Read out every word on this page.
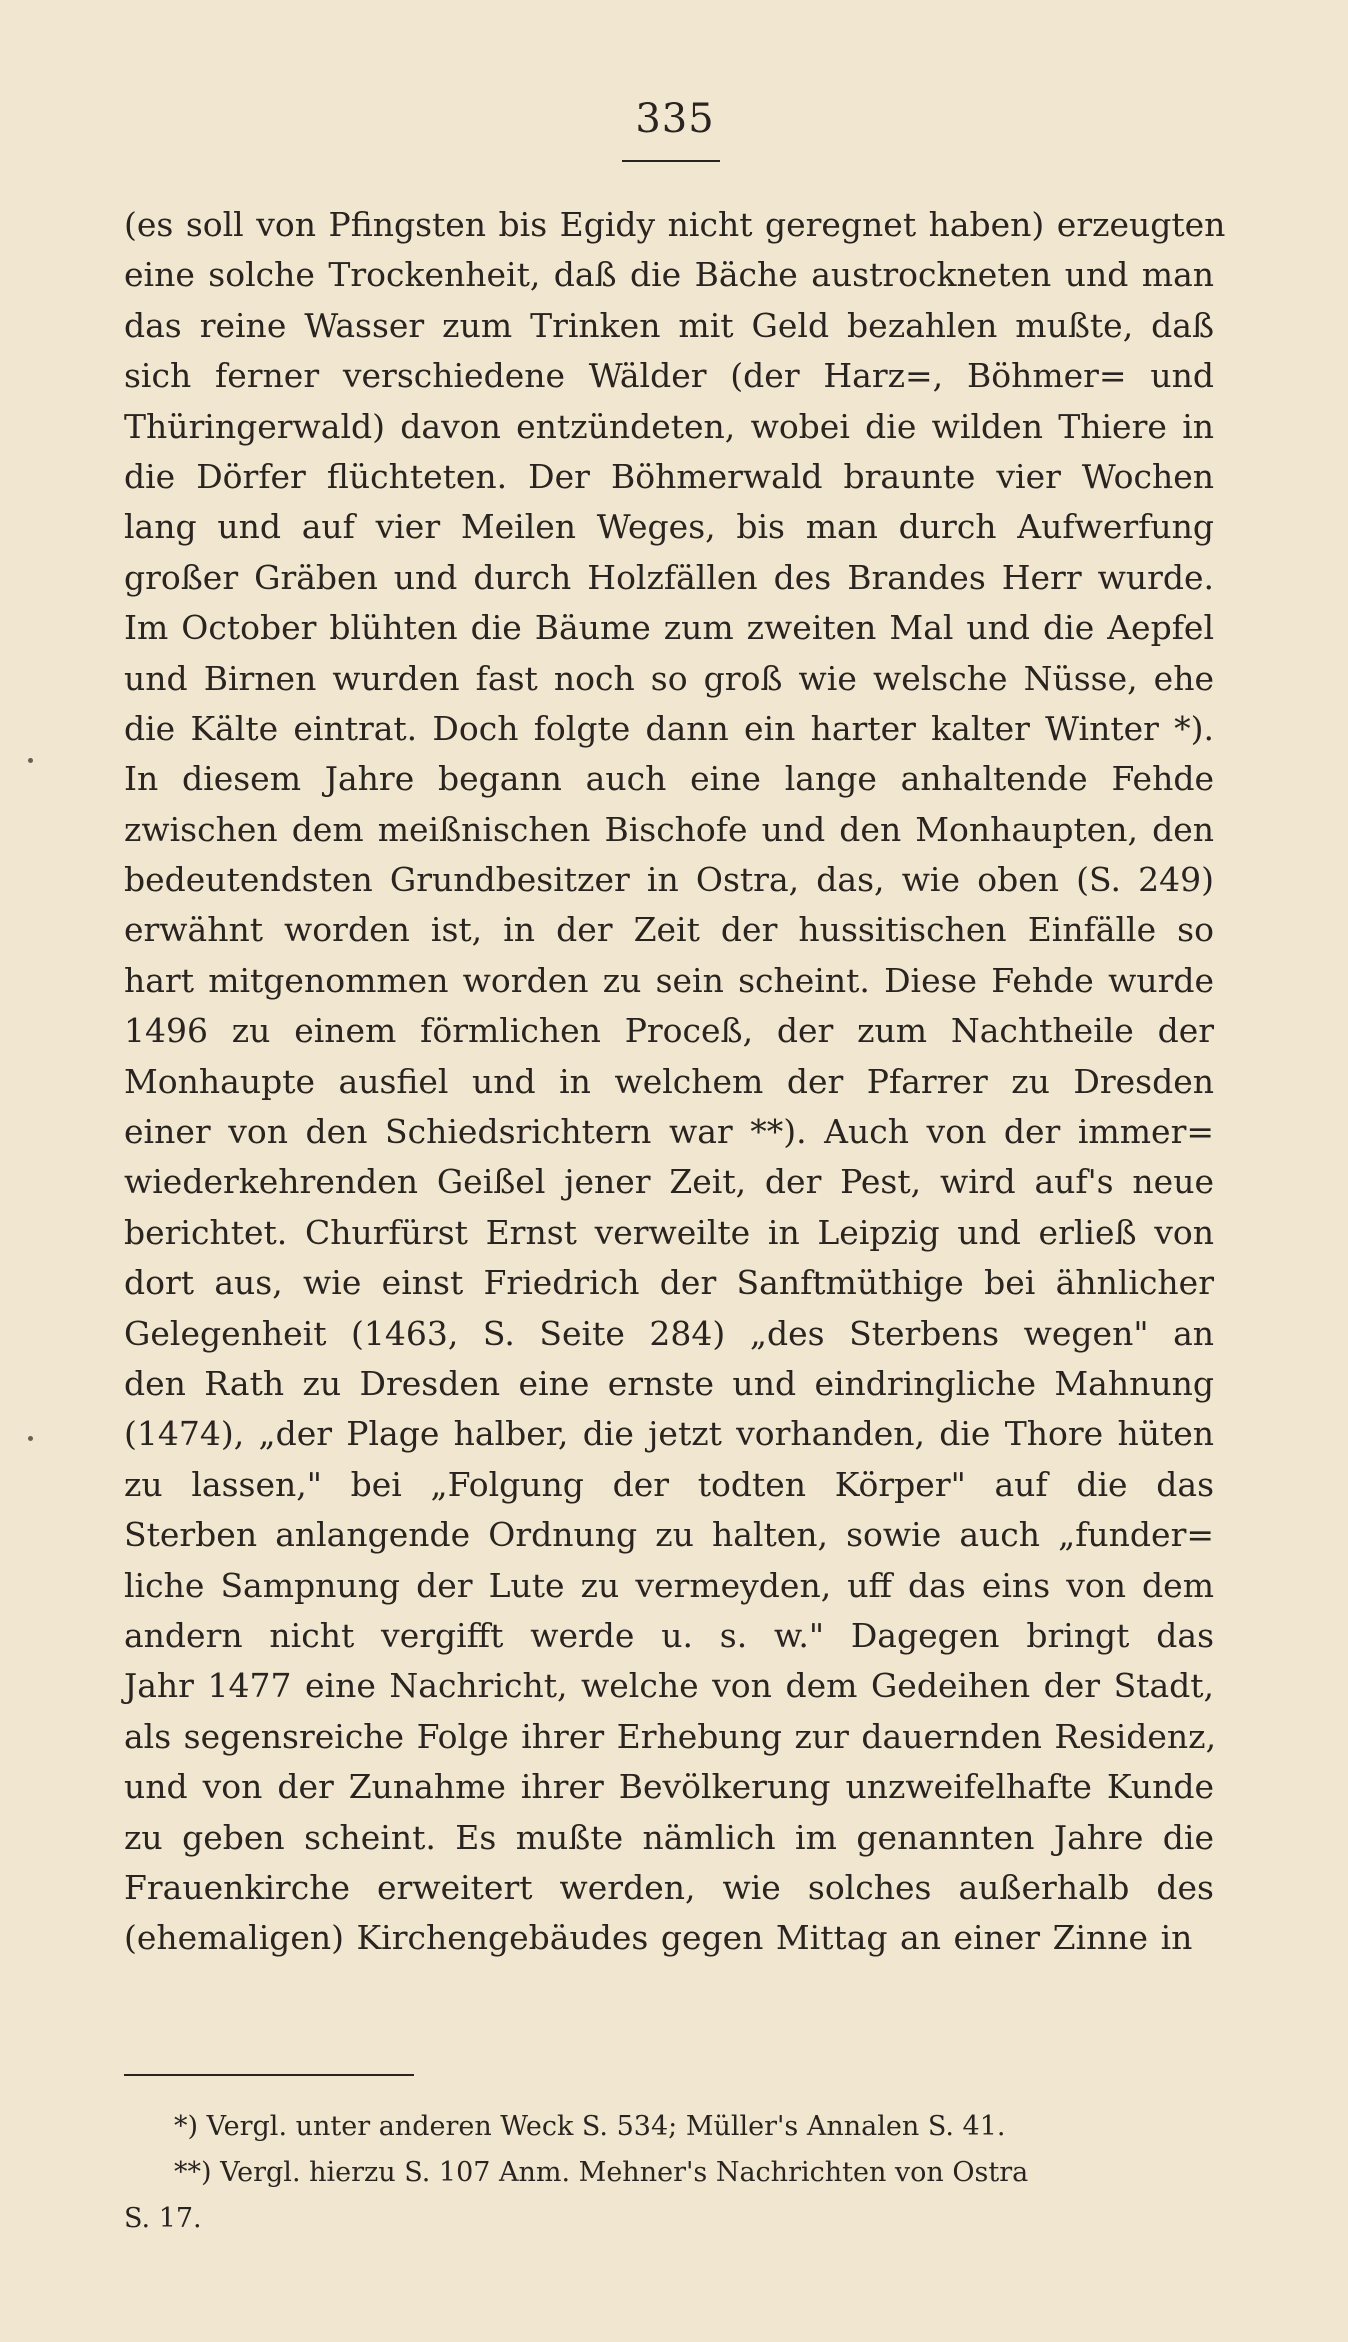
335
(es soll von Pfingsten bis Egidy nicht geregnet haben) erzeugten
eine solche Trockenheit, daß die Bäche austrockneten und man
das reine Wasser zum Trinken mit Geld bezahlen mußte, daß
sich ferner verschiedene Wälder (der Harz=, Böhmer= und
Thüringerwald) davon entzündeten, wobei die wilden Thiere in
die Dörfer flüchteten. Der Böhmerwald braunte vier Wochen
lang und auf vier Meilen Weges, bis man durch Aufwerfung
großer Gräben und durch Holzfällen des Brandes Herr wurde.
Im October blühten die Bäume zum zweiten Mal und die Aepfel
und Birnen wurden fast noch so groß wie welsche Nüsse, ehe
die Kälte eintrat. Doch folgte dann ein harter kalter Winter *).
In diesem Jahre begann auch eine lange anhaltende Fehde
zwischen dem meißnischen Bischofe und den Monhaupten, den
bedeutendsten Grundbesitzer in Ostra, das, wie oben (S. 249)
erwähnt worden ist, in der Zeit der hussitischen Einfälle so
hart mitgenommen worden zu sein scheint. Diese Fehde wurde
1496 zu einem förmlichen Proceß, der zum Nachtheile der
Monhaupte ausfiel und in welchem der Pfarrer zu Dresden
einer von den Schiedsrichtern war **). Auch von der immer=
wiederkehrenden Geißel jener Zeit, der Pest, wird auf's neue
berichtet. Churfürst Ernst verweilte in Leipzig und erließ von
dort aus, wie einst Friedrich der Sanftmüthige bei ähnlicher
Gelegenheit (1463, S. Seite 284) „des Sterbens wegen" an
den Rath zu Dresden eine ernste und eindringliche Mahnung
(1474), „der Plage halber, die jetzt vorhanden, die Thore hüten
zu lassen," bei „Folgung der todten Körper" auf die das
Sterben anlangende Ordnung zu halten, sowie auch „funder=
liche Sampnung der Lute zu vermeyden, uff das eins von dem
andern nicht vergifft werde u. s. w." Dagegen bringt das
Jahr 1477 eine Nachricht, welche von dem Gedeihen der Stadt,
als segensreiche Folge ihrer Erhebung zur dauernden Residenz,
und von der Zunahme ihrer Bevölkerung unzweifelhafte Kunde
zu geben scheint. Es mußte nämlich im genannten Jahre die
Frauenkirche erweitert werden, wie solches außerhalb des
(ehemaligen) Kirchengebäudes gegen Mittag an einer Zinne in
*) Vergl. unter anderen Weck S. 534; Müller's Annalen S. 41.
**) Vergl. hierzu S. 107 Anm. Mehner's Nachrichten von Ostra
S. 17.
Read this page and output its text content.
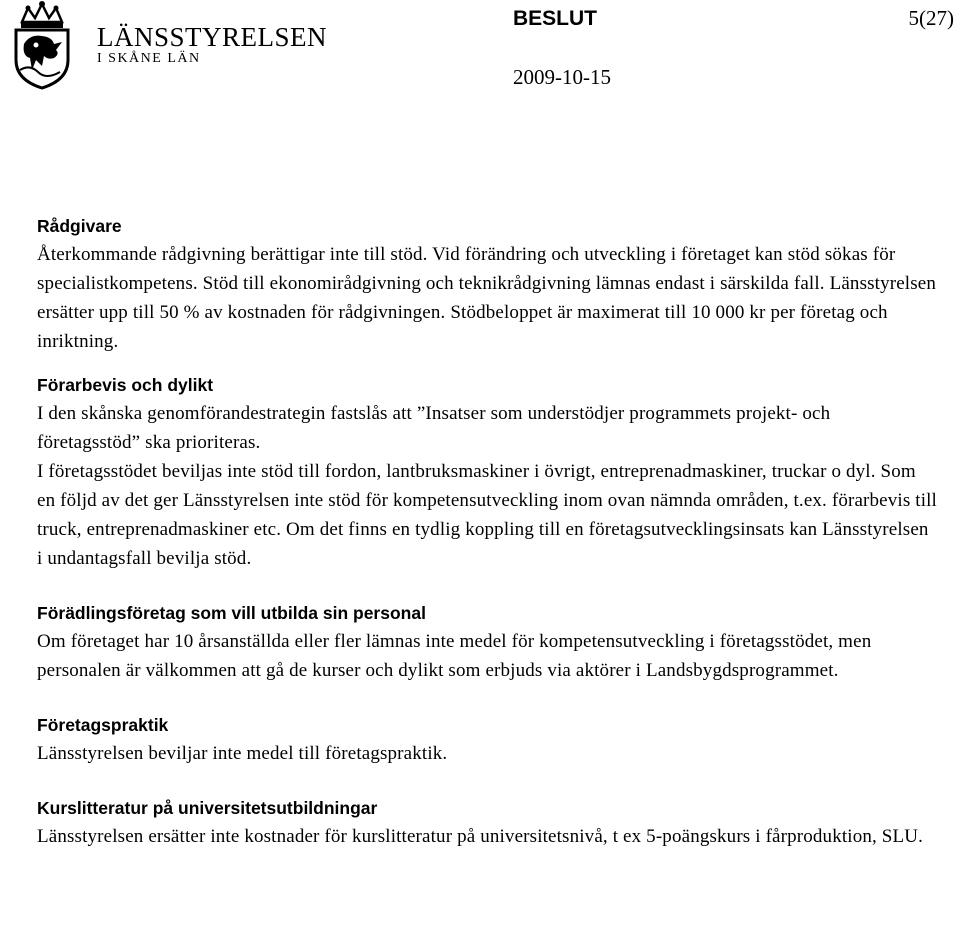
LÄNSSTYRELSEN
I SKÅNE LÄN
BESLUT	5(27)
2009-10-15
Rådgivare

Återkommande rådgivning berättigar inte till stöd. Vid förändring och utveckling i företaget kan stöd sökas för specialistkompetens. Stöd till ekonomirådgivning och teknikrådgivning lämnas endast i särskilda fall. Länsstyrelsen ersätter upp till 50 % av kostnaden för rådgivningen. Stödbeloppet är maximerat till 10 000 kr per företag och inriktning.

Förarbevis och dylikt

I den skånska genomförandestrategin fastslås att ”Insatser som understödjer programmets projekt- och företagsstöd” ska prioriteras.

I företagsstödet beviljas inte stöd till fordon, lantbruksmaskiner i övrigt, entreprenadmaskiner, truckar o dyl. Som en följd av det ger Länsstyrelsen inte stöd för kompetensutveckling inom ovan nämnda områden, t.ex. förarbevis till truck, entreprenadmaskiner etc. Om det finns en tydlig koppling till en företagsutvecklingsinsats kan Länsstyrelsen i undantagsfall bevilja stöd.

Förädlingsföretag som vill utbilda sin personal

Om företaget har 10 årsanställda eller fler lämnas inte medel för kompetensutveckling i företagsstödet, men personalen är välkommen att gå de kurser och dylikt som erbjuds via aktörer i Landsbygdsprogrammet.

Företagspraktik

Länsstyrelsen beviljar inte medel till företagspraktik.

Kurslitteratur på universitetsutbildningar

Länsstyrelsen ersätter inte kostnader för kurslitteratur på universitetsnivå, t ex 5-poängskurs i fårproduktion, SLU.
##############################
Your goal —
In the data above, copy every line where the string "vier" appears.

Task result —
die Dörfer flüchteten. Der Böhmerwald braunte vier Wochen
lang und auf vier Meilen Weges, bis man durch Aufwerfung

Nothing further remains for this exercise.